▸ **The exercise**
Every line below that contains "triangle" is to be copied.

○ ○ ○ ○ ○

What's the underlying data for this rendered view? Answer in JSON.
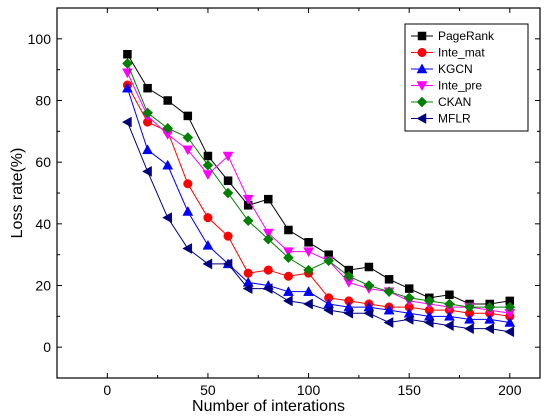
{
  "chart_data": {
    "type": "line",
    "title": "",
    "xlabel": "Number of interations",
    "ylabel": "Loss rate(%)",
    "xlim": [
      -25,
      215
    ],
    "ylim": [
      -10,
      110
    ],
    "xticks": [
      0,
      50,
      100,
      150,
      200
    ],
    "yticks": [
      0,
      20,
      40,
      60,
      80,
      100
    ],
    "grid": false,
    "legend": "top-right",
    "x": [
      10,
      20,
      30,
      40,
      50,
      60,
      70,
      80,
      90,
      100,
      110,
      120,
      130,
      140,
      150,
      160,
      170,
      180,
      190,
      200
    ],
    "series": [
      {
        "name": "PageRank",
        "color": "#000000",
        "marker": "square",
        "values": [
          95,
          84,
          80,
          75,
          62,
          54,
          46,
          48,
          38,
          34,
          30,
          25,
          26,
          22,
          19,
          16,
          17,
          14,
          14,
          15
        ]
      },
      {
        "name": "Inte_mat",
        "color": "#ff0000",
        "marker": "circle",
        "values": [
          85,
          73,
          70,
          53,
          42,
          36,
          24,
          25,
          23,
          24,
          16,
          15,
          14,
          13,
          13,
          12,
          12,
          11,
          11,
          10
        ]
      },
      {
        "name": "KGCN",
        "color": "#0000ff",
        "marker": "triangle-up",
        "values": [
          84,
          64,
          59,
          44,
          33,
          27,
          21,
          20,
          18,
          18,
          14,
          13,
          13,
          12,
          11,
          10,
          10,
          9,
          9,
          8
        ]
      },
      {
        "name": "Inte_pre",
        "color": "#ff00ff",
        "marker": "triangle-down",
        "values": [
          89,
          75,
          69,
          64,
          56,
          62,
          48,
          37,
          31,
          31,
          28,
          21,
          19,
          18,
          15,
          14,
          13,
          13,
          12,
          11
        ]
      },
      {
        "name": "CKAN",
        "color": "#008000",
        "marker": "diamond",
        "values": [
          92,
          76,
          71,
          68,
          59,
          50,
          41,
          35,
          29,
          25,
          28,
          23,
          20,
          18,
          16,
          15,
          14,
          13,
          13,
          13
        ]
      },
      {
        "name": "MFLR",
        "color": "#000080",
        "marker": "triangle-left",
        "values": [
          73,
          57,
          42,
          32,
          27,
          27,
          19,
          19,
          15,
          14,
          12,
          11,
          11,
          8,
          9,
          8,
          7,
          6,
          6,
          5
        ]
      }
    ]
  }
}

○ ○ ○ ○ ○

▸ **Finished answer**
        "marker": "triangle-up",
        "marker": "triangle-down",
        "marker": "triangle-left",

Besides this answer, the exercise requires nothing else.